◆ **Material**

++++++++

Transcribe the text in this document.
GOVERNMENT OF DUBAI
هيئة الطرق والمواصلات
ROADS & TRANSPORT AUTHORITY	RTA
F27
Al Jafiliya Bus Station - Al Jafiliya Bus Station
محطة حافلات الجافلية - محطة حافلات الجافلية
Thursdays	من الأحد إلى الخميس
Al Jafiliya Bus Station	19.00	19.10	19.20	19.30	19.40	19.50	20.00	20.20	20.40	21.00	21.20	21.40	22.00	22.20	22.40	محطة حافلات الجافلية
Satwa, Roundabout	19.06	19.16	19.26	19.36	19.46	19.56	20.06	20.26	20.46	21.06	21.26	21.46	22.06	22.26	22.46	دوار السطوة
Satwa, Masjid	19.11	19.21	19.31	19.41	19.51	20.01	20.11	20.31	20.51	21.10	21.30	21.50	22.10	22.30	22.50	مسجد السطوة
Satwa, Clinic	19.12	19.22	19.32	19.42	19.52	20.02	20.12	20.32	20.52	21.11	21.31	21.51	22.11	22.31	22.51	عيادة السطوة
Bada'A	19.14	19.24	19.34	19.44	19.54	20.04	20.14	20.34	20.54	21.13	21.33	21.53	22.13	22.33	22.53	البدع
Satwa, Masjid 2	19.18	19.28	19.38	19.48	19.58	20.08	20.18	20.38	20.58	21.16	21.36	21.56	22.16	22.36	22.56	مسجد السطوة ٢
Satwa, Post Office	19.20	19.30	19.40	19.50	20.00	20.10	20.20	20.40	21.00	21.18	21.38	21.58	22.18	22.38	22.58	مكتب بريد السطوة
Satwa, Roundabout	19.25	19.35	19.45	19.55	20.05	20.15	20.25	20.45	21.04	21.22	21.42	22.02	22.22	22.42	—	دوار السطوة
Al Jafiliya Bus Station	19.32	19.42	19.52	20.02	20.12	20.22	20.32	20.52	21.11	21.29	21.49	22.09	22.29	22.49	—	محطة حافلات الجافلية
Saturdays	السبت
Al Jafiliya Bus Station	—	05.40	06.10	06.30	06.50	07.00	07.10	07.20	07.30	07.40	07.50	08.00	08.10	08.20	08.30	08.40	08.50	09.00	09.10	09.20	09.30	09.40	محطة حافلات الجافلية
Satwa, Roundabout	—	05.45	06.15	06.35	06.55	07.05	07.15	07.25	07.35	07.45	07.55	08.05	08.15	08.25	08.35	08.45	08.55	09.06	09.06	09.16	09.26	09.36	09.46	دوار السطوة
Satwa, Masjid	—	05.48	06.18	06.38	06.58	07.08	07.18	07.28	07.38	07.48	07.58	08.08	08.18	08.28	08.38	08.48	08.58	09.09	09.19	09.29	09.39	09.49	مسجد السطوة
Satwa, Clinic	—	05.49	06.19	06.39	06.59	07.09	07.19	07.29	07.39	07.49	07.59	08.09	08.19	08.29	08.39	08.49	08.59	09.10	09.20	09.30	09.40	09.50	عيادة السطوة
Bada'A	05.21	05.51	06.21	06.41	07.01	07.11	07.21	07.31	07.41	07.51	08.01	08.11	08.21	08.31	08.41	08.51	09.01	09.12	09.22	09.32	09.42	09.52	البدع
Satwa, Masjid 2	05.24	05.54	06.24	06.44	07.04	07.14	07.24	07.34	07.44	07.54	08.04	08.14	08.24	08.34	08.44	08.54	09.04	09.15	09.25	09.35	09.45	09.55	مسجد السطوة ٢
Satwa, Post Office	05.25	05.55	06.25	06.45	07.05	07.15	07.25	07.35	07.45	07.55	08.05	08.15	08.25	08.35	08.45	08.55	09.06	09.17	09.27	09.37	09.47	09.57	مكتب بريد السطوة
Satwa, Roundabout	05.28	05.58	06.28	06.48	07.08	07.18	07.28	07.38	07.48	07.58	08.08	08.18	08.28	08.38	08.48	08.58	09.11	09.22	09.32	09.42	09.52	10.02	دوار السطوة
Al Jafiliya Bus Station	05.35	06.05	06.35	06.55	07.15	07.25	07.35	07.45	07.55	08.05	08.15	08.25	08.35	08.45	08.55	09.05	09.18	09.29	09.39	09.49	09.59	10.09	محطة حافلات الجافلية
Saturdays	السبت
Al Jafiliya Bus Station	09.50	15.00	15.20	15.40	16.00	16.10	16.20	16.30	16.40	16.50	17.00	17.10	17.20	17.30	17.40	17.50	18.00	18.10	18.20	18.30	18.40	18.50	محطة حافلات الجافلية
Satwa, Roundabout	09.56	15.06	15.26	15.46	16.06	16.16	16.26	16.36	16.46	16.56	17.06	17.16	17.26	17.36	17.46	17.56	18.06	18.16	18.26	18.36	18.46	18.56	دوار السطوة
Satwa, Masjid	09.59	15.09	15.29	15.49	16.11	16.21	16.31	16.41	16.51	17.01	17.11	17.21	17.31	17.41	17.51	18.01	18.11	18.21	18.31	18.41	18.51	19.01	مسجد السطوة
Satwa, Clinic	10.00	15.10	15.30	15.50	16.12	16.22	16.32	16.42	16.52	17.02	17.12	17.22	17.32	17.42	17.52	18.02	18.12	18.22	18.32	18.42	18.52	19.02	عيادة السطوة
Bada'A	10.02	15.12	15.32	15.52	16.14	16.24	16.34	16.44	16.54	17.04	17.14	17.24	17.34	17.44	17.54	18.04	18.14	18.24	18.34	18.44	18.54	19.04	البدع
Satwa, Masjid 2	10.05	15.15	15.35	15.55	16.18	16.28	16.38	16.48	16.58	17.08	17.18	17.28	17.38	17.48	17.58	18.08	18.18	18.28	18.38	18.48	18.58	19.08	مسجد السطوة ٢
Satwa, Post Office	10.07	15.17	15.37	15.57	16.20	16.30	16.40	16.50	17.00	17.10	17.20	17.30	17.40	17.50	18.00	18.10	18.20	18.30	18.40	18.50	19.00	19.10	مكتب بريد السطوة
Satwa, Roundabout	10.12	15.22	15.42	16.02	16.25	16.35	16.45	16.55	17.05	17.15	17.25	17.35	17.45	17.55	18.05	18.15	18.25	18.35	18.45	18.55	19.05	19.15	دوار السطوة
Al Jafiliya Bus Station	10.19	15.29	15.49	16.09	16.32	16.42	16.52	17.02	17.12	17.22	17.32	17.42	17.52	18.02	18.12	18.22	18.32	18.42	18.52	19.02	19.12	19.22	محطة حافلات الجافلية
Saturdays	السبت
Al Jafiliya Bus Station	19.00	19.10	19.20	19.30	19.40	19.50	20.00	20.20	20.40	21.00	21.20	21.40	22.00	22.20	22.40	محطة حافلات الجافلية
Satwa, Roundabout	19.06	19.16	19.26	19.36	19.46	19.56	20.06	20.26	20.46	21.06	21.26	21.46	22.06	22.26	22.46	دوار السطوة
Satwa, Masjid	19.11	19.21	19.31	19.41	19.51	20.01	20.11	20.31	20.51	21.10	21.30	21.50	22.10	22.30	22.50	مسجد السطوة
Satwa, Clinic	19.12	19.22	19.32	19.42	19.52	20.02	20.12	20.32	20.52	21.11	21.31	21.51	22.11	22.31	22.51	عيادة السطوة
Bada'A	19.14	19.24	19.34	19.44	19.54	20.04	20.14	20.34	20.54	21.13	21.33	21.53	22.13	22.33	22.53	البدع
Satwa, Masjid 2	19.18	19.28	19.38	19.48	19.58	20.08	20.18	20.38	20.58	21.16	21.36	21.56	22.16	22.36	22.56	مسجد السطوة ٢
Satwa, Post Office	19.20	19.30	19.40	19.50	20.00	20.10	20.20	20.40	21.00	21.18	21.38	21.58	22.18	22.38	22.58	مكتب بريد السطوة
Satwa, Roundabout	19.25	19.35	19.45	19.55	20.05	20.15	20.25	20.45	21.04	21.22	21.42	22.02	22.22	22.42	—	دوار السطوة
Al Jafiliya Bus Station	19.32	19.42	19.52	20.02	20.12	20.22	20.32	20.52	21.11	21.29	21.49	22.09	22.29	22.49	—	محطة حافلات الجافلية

++++++++

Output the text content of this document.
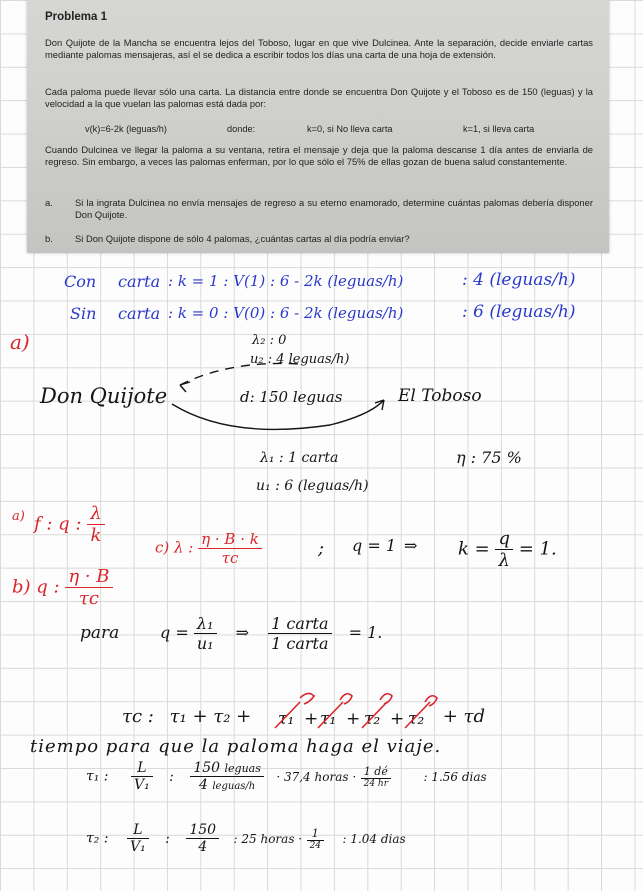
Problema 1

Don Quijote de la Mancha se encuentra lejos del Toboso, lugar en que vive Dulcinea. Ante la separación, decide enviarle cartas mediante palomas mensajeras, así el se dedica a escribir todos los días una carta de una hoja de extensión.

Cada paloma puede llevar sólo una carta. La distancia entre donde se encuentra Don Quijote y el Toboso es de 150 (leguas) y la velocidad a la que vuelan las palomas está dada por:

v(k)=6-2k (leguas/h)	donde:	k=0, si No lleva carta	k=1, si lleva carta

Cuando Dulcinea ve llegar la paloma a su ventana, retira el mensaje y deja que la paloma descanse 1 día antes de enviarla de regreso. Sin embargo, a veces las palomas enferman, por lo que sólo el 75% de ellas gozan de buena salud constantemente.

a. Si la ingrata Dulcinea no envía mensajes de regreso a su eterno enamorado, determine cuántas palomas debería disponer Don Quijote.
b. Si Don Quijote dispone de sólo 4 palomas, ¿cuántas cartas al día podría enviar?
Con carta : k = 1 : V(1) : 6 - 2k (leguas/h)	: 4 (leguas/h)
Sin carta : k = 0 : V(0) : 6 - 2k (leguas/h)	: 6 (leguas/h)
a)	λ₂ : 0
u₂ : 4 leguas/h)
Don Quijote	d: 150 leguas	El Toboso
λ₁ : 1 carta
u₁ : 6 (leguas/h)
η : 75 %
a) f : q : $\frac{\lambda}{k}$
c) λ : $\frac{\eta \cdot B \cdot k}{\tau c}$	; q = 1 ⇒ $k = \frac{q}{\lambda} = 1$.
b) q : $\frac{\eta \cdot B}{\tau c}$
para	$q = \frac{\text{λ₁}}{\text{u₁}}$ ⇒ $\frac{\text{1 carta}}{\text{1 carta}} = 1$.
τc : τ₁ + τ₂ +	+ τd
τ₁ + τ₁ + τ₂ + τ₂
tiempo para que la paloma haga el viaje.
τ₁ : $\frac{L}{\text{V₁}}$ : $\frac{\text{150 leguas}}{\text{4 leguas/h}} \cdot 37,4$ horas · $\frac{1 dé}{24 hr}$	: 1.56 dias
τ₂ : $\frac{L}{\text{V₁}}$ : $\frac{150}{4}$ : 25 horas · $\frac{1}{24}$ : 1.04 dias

++++++++

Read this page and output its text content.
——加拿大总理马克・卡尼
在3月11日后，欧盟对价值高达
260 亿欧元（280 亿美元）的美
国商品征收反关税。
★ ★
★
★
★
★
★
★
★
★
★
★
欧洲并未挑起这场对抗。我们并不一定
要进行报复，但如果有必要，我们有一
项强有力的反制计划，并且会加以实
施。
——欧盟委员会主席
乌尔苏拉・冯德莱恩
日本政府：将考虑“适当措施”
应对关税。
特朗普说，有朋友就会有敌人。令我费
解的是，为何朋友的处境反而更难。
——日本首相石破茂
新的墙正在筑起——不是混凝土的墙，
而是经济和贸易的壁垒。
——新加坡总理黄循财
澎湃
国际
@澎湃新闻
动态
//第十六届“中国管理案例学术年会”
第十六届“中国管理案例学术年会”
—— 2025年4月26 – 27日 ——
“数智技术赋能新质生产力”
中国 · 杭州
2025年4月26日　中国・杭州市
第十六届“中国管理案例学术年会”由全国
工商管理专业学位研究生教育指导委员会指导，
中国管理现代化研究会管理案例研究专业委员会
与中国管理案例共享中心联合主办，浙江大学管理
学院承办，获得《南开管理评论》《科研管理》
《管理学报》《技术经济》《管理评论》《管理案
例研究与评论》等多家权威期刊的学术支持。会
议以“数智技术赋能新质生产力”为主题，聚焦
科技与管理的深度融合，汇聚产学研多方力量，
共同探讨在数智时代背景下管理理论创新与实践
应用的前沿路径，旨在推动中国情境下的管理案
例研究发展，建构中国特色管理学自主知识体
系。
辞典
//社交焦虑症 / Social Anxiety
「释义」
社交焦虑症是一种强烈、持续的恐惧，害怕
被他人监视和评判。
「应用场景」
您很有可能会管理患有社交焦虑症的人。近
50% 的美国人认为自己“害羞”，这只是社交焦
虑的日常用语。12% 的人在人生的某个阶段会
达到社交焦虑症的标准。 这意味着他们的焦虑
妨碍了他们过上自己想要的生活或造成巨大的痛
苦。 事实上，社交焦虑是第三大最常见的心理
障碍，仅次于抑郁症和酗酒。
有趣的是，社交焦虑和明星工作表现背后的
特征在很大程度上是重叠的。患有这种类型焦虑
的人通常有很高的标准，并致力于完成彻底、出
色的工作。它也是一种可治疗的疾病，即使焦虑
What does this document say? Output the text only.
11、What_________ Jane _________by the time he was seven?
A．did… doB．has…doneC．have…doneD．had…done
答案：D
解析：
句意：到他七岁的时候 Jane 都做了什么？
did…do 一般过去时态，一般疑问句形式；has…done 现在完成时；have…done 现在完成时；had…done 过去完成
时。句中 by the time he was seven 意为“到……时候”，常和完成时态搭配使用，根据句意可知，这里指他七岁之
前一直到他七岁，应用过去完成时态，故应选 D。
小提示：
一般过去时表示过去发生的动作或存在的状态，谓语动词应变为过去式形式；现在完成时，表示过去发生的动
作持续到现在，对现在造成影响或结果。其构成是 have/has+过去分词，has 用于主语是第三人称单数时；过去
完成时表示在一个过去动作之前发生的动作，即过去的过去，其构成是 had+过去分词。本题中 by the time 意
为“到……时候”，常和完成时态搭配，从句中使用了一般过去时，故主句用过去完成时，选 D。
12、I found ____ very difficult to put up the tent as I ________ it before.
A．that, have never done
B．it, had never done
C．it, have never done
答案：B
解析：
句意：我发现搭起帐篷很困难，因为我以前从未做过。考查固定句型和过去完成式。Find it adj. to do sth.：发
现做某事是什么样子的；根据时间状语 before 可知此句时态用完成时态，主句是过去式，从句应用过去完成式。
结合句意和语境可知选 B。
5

++++++++

◆ **Work to be completed**
Pull out all lines containing the word "encuentra" from the entries above.

◆ **Written response**
Don Quijote de la Mancha se encuentra lejos del Toboso, lugar en que vive Dulcinea. Ante la separación, decide enviarle cartas mediante palomas mensajeras, así el se dedica a escribir todos los días una carta de una hoja de extensión.
Cada paloma puede llevar sólo una carta. La distancia entre donde se encuentra Don Quijote y el Toboso es de 150 (leguas) y la velocidad a la que vuelan las palomas está dada por:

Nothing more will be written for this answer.